Written exercise. Please write out the records word for word, covering the stretch from the very start through the line that contains "header-method: 신청방법 [149, 168, 645, 191]", with that line included.

## BEGIN Provided data

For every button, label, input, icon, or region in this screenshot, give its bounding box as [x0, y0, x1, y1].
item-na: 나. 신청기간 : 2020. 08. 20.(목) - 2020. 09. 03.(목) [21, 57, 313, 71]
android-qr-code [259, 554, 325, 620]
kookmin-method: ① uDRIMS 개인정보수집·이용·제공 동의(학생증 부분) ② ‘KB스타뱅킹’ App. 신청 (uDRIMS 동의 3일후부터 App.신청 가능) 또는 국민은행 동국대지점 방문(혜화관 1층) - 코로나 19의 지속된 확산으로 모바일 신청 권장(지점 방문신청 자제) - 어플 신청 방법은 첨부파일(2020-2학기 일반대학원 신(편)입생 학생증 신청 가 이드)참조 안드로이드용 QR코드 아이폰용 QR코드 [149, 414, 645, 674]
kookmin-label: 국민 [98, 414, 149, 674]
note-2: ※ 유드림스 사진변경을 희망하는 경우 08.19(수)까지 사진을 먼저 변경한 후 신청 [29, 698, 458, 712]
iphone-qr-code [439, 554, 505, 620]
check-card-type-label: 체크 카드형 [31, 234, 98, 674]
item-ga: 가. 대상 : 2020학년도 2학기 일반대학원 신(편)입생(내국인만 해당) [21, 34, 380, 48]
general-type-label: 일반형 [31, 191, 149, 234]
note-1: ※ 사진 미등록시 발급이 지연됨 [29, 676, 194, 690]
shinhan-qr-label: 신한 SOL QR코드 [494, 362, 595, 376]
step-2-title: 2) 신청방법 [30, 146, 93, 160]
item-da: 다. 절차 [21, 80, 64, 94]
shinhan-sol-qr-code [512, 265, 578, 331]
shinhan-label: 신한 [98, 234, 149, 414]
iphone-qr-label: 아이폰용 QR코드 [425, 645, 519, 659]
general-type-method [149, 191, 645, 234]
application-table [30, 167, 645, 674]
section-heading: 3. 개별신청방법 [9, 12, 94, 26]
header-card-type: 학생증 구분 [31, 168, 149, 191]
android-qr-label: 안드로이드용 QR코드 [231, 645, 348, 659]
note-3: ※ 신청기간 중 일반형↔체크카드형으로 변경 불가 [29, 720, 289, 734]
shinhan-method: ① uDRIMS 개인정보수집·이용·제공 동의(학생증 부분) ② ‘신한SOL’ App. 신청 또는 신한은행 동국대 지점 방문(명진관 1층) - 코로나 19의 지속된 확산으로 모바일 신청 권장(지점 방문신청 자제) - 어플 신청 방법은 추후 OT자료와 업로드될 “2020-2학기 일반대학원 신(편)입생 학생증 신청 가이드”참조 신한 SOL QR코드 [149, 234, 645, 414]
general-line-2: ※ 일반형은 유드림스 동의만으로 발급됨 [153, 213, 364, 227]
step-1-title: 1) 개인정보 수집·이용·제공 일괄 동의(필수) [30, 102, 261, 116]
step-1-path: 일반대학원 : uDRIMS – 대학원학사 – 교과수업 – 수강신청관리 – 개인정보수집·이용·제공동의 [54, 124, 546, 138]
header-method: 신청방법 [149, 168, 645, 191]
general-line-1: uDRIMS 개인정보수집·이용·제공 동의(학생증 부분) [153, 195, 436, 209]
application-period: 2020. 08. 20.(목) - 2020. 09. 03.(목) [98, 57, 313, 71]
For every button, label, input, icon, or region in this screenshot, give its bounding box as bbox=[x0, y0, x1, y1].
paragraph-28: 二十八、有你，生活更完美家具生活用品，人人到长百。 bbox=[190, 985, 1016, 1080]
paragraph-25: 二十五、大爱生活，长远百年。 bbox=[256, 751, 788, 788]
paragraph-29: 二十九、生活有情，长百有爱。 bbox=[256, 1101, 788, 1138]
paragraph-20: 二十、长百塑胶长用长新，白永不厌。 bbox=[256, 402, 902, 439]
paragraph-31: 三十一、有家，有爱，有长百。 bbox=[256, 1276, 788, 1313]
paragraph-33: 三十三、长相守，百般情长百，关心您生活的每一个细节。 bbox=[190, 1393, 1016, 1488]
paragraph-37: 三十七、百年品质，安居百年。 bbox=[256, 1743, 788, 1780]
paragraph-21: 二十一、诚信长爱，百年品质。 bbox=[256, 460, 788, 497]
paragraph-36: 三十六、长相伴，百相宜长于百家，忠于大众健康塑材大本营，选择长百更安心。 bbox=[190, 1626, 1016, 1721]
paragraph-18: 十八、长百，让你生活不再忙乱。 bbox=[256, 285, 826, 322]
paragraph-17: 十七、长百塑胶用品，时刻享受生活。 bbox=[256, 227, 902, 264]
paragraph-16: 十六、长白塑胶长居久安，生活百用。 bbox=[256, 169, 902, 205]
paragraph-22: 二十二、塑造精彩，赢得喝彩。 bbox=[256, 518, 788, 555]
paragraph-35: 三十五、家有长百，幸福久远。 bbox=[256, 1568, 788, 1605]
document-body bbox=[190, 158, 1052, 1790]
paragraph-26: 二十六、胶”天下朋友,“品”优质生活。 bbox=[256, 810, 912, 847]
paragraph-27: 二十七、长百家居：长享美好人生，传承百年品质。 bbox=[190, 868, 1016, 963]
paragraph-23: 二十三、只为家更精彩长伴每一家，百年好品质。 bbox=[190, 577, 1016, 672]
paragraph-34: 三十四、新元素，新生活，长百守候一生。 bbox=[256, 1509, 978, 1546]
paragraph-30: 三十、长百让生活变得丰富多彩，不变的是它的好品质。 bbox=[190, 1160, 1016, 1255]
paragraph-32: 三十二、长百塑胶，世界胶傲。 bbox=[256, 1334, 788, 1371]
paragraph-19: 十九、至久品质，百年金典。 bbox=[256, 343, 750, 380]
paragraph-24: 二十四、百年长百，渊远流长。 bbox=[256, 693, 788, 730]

## END Provided data

Result of this task.
For every button, label, input, icon, or region in this screenshot, give its bounding box as [x0, y0, x1, y1].
item-na: 나. 신청기간 : 2020. 08. 20.(목) - 2020. 09. 03.(목) [21, 57, 313, 71]
android-qr-code [259, 554, 325, 620]
kookmin-method: ① uDRIMS 개인정보수집·이용·제공 동의(학생증 부분) ② ‘KB스타뱅킹’ App. 신청 (uDRIMS 동의 3일후부터 App.신청 가능) 또는 국민은행 동국대지점 방문(혜화관 1층) - 코로나 19의 지속된 확산으로 모바일 신청 권장(지점 방문신청 자제) - 어플 신청 방법은 첨부파일(2020-2학기 일반대학원 신(편)입생 학생증 신청 가 이드)참조 안드로이드용 QR코드 아이폰용 QR코드 [149, 414, 645, 674]
kookmin-label: 국민 [98, 414, 149, 674]
note-2: ※ 유드림스 사진변경을 희망하는 경우 08.19(수)까지 사진을 먼저 변경한 후 신청 [29, 698, 458, 712]
iphone-qr-code [439, 554, 505, 620]
check-card-type-label: 체크 카드형 [31, 234, 98, 674]
item-ga: 가. 대상 : 2020학년도 2학기 일반대학원 신(편)입생(내국인만 해당) [21, 34, 380, 48]
general-type-label: 일반형 [31, 191, 149, 234]
note-1: ※ 사진 미등록시 발급이 지연됨 [29, 676, 194, 690]
shinhan-qr-label: 신한 SOL QR코드 [494, 362, 595, 376]
step-2-title: 2) 신청방법 [30, 146, 93, 160]
item-da: 다. 절차 [21, 80, 64, 94]
shinhan-sol-qr-code [512, 265, 578, 331]
shinhan-label: 신한 [98, 234, 149, 414]
iphone-qr-label: 아이폰용 QR코드 [425, 645, 519, 659]
general-type-method [149, 191, 645, 234]
application-table [30, 167, 645, 674]
section-heading: 3. 개별신청방법 [9, 12, 94, 26]
header-card-type: 학생증 구분 [31, 168, 149, 191]
android-qr-label: 안드로이드용 QR코드 [231, 645, 348, 659]
note-3: ※ 신청기간 중 일반형↔체크카드형으로 변경 불가 [29, 720, 289, 734]
shinhan-method: ① uDRIMS 개인정보수집·이용·제공 동의(학생증 부분) ② ‘신한SOL’ App. 신청 또는 신한은행 동국대 지점 방문(명진관 1층) - 코로나 19의 지속된 확산으로 모바일 신청 권장(지점 방문신청 자제) - 어플 신청 방법은 추후 OT자료와 업로드될 “2020-2학기 일반대학원 신(편)입생 학생증 신청 가이드”참조 신한 SOL QR코드 [149, 234, 645, 414]
general-line-2: ※ 일반형은 유드림스 동의만으로 발급됨 [153, 213, 364, 227]
step-1-title: 1) 개인정보 수집·이용·제공 일괄 동의(필수) [30, 102, 261, 116]
step-1-path: 일반대학원 : uDRIMS – 대학원학사 – 교과수업 – 수강신청관리 – 개인정보수집·이용·제공동의 [54, 124, 546, 138]
header-method: 신청방법 [149, 168, 645, 191]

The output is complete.